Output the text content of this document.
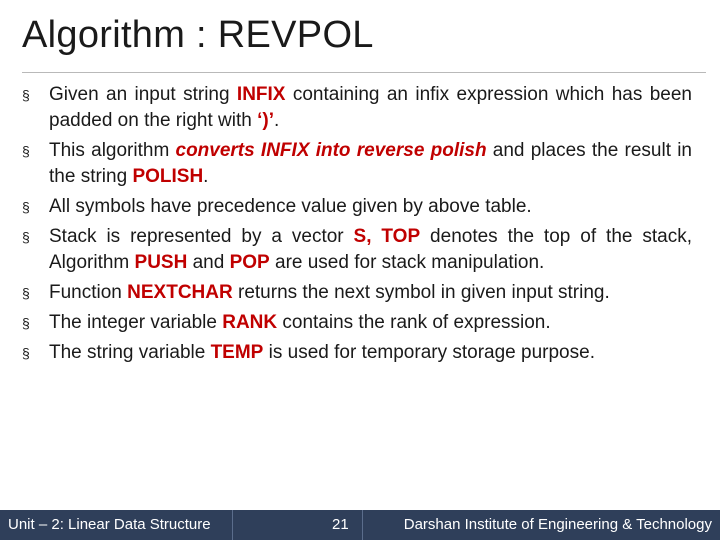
Algorithm : REVPOL
§	Given an input string INFIX containing an infix expression which has been padded on the right with ‘)’.
§	This algorithm converts INFIX into reverse polish and places the result in the string POLISH.
§	All symbols have precedence value given by above table.
§	Stack is represented by a vector S, TOP denotes the top of the stack, Algorithm PUSH and POP are used for stack manipulation.
§	Function NEXTCHAR returns the next symbol in given input string.
§	The integer variable RANK contains the rank of expression.
§	The string variable TEMP is used for temporary storage purpose.
Unit – 2: Linear Data Structure	21	Darshan Institute of Engineering & Technology
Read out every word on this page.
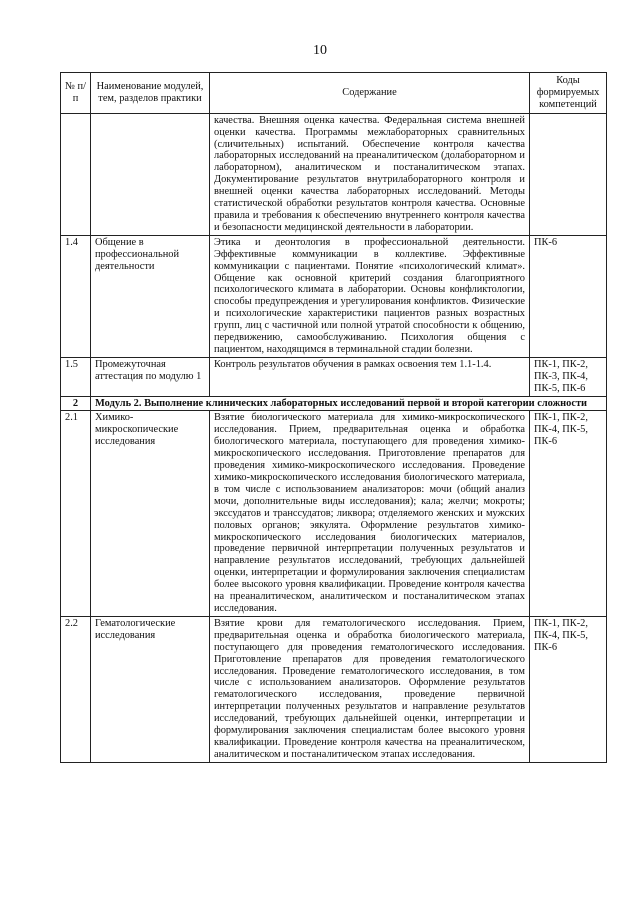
10
№ п/п	Наименование модулей, тем, разделов практики	Содержание	Коды формируемых компетенций
		качества. Внешняя оценка качества. Федеральная система внешней оценки качества. Программы межлабораторных сравнительных (сличительных) испытаний. Обеспечение контроля качества лабораторных исследований на преаналитическом (долабораторном и лабораторном), аналитическом и постаналитическом этапах. Документирование результатов внутрилабораторного контроля и внешней оценки качества лабораторных исследований. Методы статистической обработки результатов контроля качества. Основные правила и требования к обеспечению внутреннего контроля качества и безопасности медицинской деятельности в лаборатории.	
1.4	Общение в профессиональной деятельности	Этика и деонтология в профессиональной деятельности. Эффективные коммуникации в коллективе. Эффективные коммуникации с пациентами. Понятие «психологический климат». Общение как основной критерий создания благоприятного психологического климата в лаборатории. Основы конфликтологии, способы предупреждения и урегулирования конфликтов. Физические и психологические характеристики пациентов разных возрастных групп, лиц с частичной или полной утратой способности к общению, передвижению, самообслуживанию. Психология общения с пациентом, находящимся в терминальной стадии болезни.	ПК-6
1.5	Промежуточная аттестация по модулю 1	Контроль результатов обучения в рамках освоения тем 1.1-1.4.	ПК-1, ПК-2, ПК-3, ПК-4, ПК-5, ПК-6
2	Модуль 2. Выполнение клинических лабораторных исследований первой и второй категории сложности		
2.1	Химико-микроскопические исследования	Взятие биологического материала для химико-микроскопического исследования. Прием, предварительная оценка и обработка биологического материала, поступающего для проведения химико-микроскопического исследования. Приготовление препаратов для проведения химико-микроскопического исследования. Проведение химико-микроскопического исследования биологического материала, в том числе с использованием анализаторов: мочи (общий анализ мочи, дополнительные виды исследования); кала; желчи; мокроты; экссудатов и транссудатов; ликвора; отделяемого женских и мужских половых органов; эякулята. Оформление результатов химико-микроскопического исследования биологических материалов, проведение первичной интерпретации полученных результатов и направление результатов исследований, требующих дальнейшей оценки, интерпретации и формулирования заключения специалистам более высокого уровня квалификации. Проведение контроля качества на преаналитическом, аналитическом и постаналитическом этапах исследования.	ПК-1, ПК-2, ПК-4, ПК-5, ПК-6
2.2	Гематологические исследования	Взятие крови для гематологического исследования. Прием, предварительная оценка и обработка биологического материала, поступающего для проведения гематологического исследования. Приготовление препаратов для проведения гематологического исследования. Проведение гематологического исследования, в том числе с использованием анализаторов. Оформление результатов гематологического исследования, проведение первичной интерпретации полученных результатов и направление результатов исследований, требующих дальнейшей оценки, интерпретации и формулирования заключения специалистам более высокого уровня квалификации. Проведение контроля качества на преаналитическом, аналитическом и постаналитическом этапах исследования.	ПК-1, ПК-2, ПК-4, ПК-5, ПК-6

------

--- Given task ---
Write out the full listing verbatim, excluding its pictures.

--- Exercise output ---
Output the text content of this document.
Algorithm : REVPOL
§	Given an input string INFIX containing an infix expression which has been padded on the right with ‘)’.
§	This algorithm converts INFIX into reverse polish and places the result in the string POLISH.
§	All symbols have precedence value given by above table.
§	Stack is represented by a vector S, TOP denotes the top of the stack, Algorithm PUSH and POP are used for stack manipulation.
§	Function NEXTCHAR returns the next symbol in given input string.
§	The integer variable RANK contains the rank of expression.
§	The string variable TEMP is used for temporary storage purpose.
Unit – 2: Linear Data Structure	21	Darshan Institute of Engineering & Technology
Read out every word on this page.
10
№ п/п	Наименование модулей, тем, разделов практики	Содержание	Коды формируемых компетенций
		качества. Внешняя оценка качества. Федеральная система внешней оценки качества. Программы межлабораторных сравнительных (сличительных) испытаний. Обеспечение контроля качества лабораторных исследований на преаналитическом (долабораторном и лабораторном), аналитическом и постаналитическом этапах. Документирование результатов внутрилабораторного контроля и внешней оценки качества лабораторных исследований. Методы статистической обработки результатов контроля качества. Основные правила и требования к обеспечению внутреннего контроля качества и безопасности медицинской деятельности в лаборатории.	
1.4	Общение в профессиональной деятельности	Этика и деонтология в профессиональной деятельности. Эффективные коммуникации в коллективе. Эффективные коммуникации с пациентами. Понятие «психологический климат». Общение как основной критерий создания благоприятного психологического климата в лаборатории. Основы конфликтологии, способы предупреждения и урегулирования конфликтов. Физические и психологические характеристики пациентов разных возрастных групп, лиц с частичной или полной утратой способности к общению, передвижению, самообслуживанию. Психология общения с пациентом, находящимся в терминальной стадии болезни.	ПК-6
1.5	Промежуточная аттестация по модулю 1	Контроль результатов обучения в рамках освоения тем 1.1-1.4.	ПК-1, ПК-2, ПК-3, ПК-4, ПК-5, ПК-6
2	Модуль 2. Выполнение клинических лабораторных исследований первой и второй категории сложности		
2.1	Химико-микроскопические исследования	Взятие биологического материала для химико-микроскопического исследования. Прием, предварительная оценка и обработка биологического материала, поступающего для проведения химико-микроскопического исследования. Приготовление препаратов для проведения химико-микроскопического исследования. Проведение химико-микроскопического исследования биологического материала, в том числе с использованием анализаторов: мочи (общий анализ мочи, дополнительные виды исследования); кала; желчи; мокроты; экссудатов и транссудатов; ликвора; отделяемого женских и мужских половых органов; эякулята. Оформление результатов химико-микроскопического исследования биологических материалов, проведение первичной интерпретации полученных результатов и направление результатов исследований, требующих дальнейшей оценки, интерпретации и формулирования заключения специалистам более высокого уровня квалификации. Проведение контроля качества на преаналитическом, аналитическом и постаналитическом этапах исследования.	ПК-1, ПК-2, ПК-4, ПК-5, ПК-6
2.2	Гематологические исследования	Взятие крови для гематологического исследования. Прием, предварительная оценка и обработка биологического материала, поступающего для проведения гематологического исследования. Приготовление препаратов для проведения гематологического исследования. Проведение гематологического исследования, в том числе с использованием анализаторов. Оформление результатов гематологического исследования, проведение первичной интерпретации полученных результатов и направление результатов исследований, требующих дальнейшей оценки, интерпретации и формулирования заключения специалистам более высокого уровня квалификации. Проведение контроля качества на преаналитическом, аналитическом и постаналитическом этапах исследования.	ПК-1, ПК-2, ПК-4, ПК-5, ПК-6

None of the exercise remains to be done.